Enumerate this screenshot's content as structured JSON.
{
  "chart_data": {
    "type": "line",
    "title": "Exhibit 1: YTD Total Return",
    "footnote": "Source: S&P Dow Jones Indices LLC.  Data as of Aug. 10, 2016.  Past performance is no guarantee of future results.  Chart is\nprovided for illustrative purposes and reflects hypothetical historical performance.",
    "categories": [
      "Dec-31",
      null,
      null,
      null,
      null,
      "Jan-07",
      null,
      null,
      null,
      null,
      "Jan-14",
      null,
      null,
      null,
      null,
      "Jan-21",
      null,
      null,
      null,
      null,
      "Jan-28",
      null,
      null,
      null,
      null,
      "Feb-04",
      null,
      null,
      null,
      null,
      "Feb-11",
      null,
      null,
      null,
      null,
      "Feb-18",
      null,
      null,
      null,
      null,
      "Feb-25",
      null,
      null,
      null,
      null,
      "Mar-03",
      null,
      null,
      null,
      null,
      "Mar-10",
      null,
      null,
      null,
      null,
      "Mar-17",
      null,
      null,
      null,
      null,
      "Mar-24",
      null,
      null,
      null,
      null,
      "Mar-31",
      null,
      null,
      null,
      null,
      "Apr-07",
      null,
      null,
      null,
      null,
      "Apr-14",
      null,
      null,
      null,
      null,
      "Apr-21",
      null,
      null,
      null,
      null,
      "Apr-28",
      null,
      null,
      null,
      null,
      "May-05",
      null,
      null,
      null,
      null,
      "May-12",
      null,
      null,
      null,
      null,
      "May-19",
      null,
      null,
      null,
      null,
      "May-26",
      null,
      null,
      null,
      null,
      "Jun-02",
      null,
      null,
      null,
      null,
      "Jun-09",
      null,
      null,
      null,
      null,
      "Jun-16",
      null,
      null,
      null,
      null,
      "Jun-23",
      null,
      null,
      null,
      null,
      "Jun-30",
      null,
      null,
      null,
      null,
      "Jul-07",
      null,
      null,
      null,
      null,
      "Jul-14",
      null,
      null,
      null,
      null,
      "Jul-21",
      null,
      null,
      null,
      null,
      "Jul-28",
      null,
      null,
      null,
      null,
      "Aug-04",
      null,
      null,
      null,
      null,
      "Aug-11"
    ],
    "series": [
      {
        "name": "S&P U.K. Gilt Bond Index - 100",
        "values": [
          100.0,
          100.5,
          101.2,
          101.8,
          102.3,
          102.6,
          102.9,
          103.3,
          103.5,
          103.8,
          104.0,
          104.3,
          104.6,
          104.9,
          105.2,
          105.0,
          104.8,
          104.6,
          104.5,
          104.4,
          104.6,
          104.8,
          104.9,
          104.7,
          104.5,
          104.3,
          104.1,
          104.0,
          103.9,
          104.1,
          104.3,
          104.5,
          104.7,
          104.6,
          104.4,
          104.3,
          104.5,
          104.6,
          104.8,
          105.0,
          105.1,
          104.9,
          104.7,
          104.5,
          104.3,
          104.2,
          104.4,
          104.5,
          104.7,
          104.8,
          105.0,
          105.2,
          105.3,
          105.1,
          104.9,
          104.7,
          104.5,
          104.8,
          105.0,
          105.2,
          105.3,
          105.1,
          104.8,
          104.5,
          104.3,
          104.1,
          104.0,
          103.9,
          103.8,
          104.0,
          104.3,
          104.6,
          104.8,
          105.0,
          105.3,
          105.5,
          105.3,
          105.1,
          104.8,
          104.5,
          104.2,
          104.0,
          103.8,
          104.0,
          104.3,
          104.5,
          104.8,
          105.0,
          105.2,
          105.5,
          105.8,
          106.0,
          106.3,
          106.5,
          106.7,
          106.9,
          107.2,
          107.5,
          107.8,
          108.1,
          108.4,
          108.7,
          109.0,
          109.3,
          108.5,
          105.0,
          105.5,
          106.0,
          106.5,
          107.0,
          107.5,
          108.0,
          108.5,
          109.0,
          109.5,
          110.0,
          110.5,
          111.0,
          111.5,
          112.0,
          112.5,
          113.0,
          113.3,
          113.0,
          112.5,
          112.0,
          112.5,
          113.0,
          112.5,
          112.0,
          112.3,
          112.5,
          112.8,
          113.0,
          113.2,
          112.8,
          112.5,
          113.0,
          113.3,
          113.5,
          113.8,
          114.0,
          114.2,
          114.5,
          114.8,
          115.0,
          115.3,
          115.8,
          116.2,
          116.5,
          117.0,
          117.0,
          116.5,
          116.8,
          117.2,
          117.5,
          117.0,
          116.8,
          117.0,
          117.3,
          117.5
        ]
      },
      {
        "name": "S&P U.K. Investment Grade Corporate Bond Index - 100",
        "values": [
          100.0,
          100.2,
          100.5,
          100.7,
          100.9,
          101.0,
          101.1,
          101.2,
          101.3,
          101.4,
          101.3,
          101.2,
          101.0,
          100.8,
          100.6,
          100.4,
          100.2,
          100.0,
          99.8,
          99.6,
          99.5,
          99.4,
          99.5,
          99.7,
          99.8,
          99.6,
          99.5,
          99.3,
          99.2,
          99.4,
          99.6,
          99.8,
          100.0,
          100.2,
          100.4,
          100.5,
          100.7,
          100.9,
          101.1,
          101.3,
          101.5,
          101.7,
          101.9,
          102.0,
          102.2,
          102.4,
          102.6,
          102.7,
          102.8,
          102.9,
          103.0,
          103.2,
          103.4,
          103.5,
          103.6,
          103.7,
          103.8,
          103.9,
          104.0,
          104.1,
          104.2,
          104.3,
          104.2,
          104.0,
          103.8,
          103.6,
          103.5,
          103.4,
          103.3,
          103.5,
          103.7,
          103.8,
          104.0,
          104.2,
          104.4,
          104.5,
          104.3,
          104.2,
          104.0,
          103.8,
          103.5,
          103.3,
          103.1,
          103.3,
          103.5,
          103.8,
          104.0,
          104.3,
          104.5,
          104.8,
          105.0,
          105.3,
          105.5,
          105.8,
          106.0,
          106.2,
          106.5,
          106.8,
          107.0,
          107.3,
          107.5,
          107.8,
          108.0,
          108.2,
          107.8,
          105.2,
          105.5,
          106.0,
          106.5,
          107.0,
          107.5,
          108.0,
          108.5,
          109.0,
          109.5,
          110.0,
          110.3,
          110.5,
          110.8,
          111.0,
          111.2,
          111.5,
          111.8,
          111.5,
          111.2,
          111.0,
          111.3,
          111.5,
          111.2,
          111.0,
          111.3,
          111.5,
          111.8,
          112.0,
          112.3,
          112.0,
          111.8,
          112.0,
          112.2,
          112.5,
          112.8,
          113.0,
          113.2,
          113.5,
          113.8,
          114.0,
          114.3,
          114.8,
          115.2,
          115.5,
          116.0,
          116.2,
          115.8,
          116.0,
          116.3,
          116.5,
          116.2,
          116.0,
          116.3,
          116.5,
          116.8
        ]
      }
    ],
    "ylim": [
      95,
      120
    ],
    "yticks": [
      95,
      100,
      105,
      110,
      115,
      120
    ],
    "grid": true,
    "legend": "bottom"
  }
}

-- -- --

Exercise details: Make a verbatim copy of every entry shown above.

Exercise response:
Enumerate this screenshot's content as structured JSON.
{
  "chart_data": {
    "type": "line",
    "title": "Exhibit 1: YTD Total Return",
    "footnote": "Source: S&P Dow Jones Indices LLC.  Data as of Aug. 10, 2016.  Past performance is no guarantee of future results.  Chart is\nprovided for illustrative purposes and reflects hypothetical historical performance.",
    "categories": [
      "Dec-31",
      null,
      null,
      null,
      null,
      "Jan-07",
      null,
      null,
      null,
      null,
      "Jan-14",
      null,
      null,
      null,
      null,
      "Jan-21",
      null,
      null,
      null,
      null,
      "Jan-28",
      null,
      null,
      null,
      null,
      "Feb-04",
      null,
      null,
      null,
      null,
      "Feb-11",
      null,
      null,
      null,
      null,
      "Feb-18",
      null,
      null,
      null,
      null,
      "Feb-25",
      null,
      null,
      null,
      null,
      "Mar-03",
      null,
      null,
      null,
      null,
      "Mar-10",
      null,
      null,
      null,
      null,
      "Mar-17",
      null,
      null,
      null,
      null,
      "Mar-24",
      null,
      null,
      null,
      null,
      "Mar-31",
      null,
      null,
      null,
      null,
      "Apr-07",
      null,
      null,
      null,
      null,
      "Apr-14",
      null,
      null,
      null,
      null,
      "Apr-21",
      null,
      null,
      null,
      null,
      "Apr-28",
      null,
      null,
      null,
      null,
      "May-05",
      null,
      null,
      null,
      null,
      "May-12",
      null,
      null,
      null,
      null,
      "May-19",
      null,
      null,
      null,
      null,
      "May-26",
      null,
      null,
      null,
      null,
      "Jun-02",
      null,
      null,
      null,
      null,
      "Jun-09",
      null,
      null,
      null,
      null,
      "Jun-16",
      null,
      null,
      null,
      null,
      "Jun-23",
      null,
      null,
      null,
      null,
      "Jun-30",
      null,
      null,
      null,
      null,
      "Jul-07",
      null,
      null,
      null,
      null,
      "Jul-14",
      null,
      null,
      null,
      null,
      "Jul-21",
      null,
      null,
      null,
      null,
      "Jul-28",
      null,
      null,
      null,
      null,
      "Aug-04",
      null,
      null,
      null,
      null,
      "Aug-11"
    ],
    "series": [
      {
        "name": "S&P U.K. Gilt Bond Index - 100",
        "values": [
          100.0,
          100.5,
          101.2,
          101.8,
          102.3,
          102.6,
          102.9,
          103.3,
          103.5,
          103.8,
          104.0,
          104.3,
          104.6,
          104.9,
          105.2,
          105.0,
          104.8,
          104.6,
          104.5,
          104.4,
          104.6,
          104.8,
          104.9,
          104.7,
          104.5,
          104.3,
          104.1,
          104.0,
          103.9,
          104.1,
          104.3,
          104.5,
          104.7,
          104.6,
          104.4,
          104.3,
          104.5,
          104.6,
          104.8,
          105.0,
          105.1,
          104.9,
          104.7,
          104.5,
          104.3,
          104.2,
          104.4,
          104.5,
          104.7,
          104.8,
          105.0,
          105.2,
          105.3,
          105.1,
          104.9,
          104.7,
          104.5,
          104.8,
          105.0,
          105.2,
          105.3,
          105.1,
          104.8,
          104.5,
          104.3,
          104.1,
          104.0,
          103.9,
          103.8,
          104.0,
          104.3,
          104.6,
          104.8,
          105.0,
          105.3,
          105.5,
          105.3,
          105.1,
          104.8,
          104.5,
          104.2,
          104.0,
          103.8,
          104.0,
          104.3,
          104.5,
          104.8,
          105.0,
          105.2,
          105.5,
          105.8,
          106.0,
          106.3,
          106.5,
          106.7,
          106.9,
          107.2,
          107.5,
          107.8,
          108.1,
          108.4,
          108.7,
          109.0,
          109.3,
          108.5,
          105.0,
          105.5,
          106.0,
          106.5,
          107.0,
          107.5,
          108.0,
          108.5,
          109.0,
          109.5,
          110.0,
          110.5,
          111.0,
          111.5,
          112.0,
          112.5,
          113.0,
          113.3,
          113.0,
          112.5,
          112.0,
          112.5,
          113.0,
          112.5,
          112.0,
          112.3,
          112.5,
          112.8,
          113.0,
          113.2,
          112.8,
          112.5,
          113.0,
          113.3,
          113.5,
          113.8,
          114.0,
          114.2,
          114.5,
          114.8,
          115.0,
          115.3,
          115.8,
          116.2,
          116.5,
          117.0,
          117.0,
          116.5,
          116.8,
          117.2,
          117.5,
          117.0,
          116.8,
          117.0,
          117.3,
          117.5
        ]
      },
      {
        "name": "S&P U.K. Investment Grade Corporate Bond Index - 100",
        "values": [
          100.0,
          100.2,
          100.5,
          100.7,
          100.9,
          101.0,
          101.1,
          101.2,
          101.3,
          101.4,
          101.3,
          101.2,
          101.0,
          100.8,
          100.6,
          100.4,
          100.2,
          100.0,
          99.8,
          99.6,
          99.5,
          99.4,
          99.5,
          99.7,
          99.8,
          99.6,
          99.5,
          99.3,
          99.2,
          99.4,
          99.6,
          99.8,
          100.0,
          100.2,
          100.4,
          100.5,
          100.7,
          100.9,
          101.1,
          101.3,
          101.5,
          101.7,
          101.9,
          102.0,
          102.2,
          102.4,
          102.6,
          102.7,
          102.8,
          102.9,
          103.0,
          103.2,
          103.4,
          103.5,
          103.6,
          103.7,
          103.8,
          103.9,
          104.0,
          104.1,
          104.2,
          104.3,
          104.2,
          104.0,
          103.8,
          103.6,
          103.5,
          103.4,
          103.3,
          103.5,
          103.7,
          103.8,
          104.0,
          104.2,
          104.4,
          104.5,
          104.3,
          104.2,
          104.0,
          103.8,
          103.5,
          103.3,
          103.1,
          103.3,
          103.5,
          103.8,
          104.0,
          104.3,
          104.5,
          104.8,
          105.0,
          105.3,
          105.5,
          105.8,
          106.0,
          106.2,
          106.5,
          106.8,
          107.0,
          107.3,
          107.5,
          107.8,
          108.0,
          108.2,
          107.8,
          105.2,
          105.5,
          106.0,
          106.5,
          107.0,
          107.5,
          108.0,
          108.5,
          109.0,
          109.5,
          110.0,
          110.3,
          110.5,
          110.8,
          111.0,
          111.2,
          111.5,
          111.8,
          111.5,
          111.2,
          111.0,
          111.3,
          111.5,
          111.2,
          111.0,
          111.3,
          111.5,
          111.8,
          112.0,
          112.3,
          112.0,
          111.8,
          112.0,
          112.2,
          112.5,
          112.8,
          113.0,
          113.2,
          113.5,
          113.8,
          114.0,
          114.3,
          114.8,
          115.2,
          115.5,
          116.0,
          116.2,
          115.8,
          116.0,
          116.3,
          116.5,
          116.2,
          116.0,
          116.3,
          116.5,
          116.8
        ]
      }
    ],
    "ylim": [
      95,
      120
    ],
    "yticks": [
      95,
      100,
      105,
      110,
      115,
      120
    ],
    "grid": true,
    "legend": "bottom"
  }
}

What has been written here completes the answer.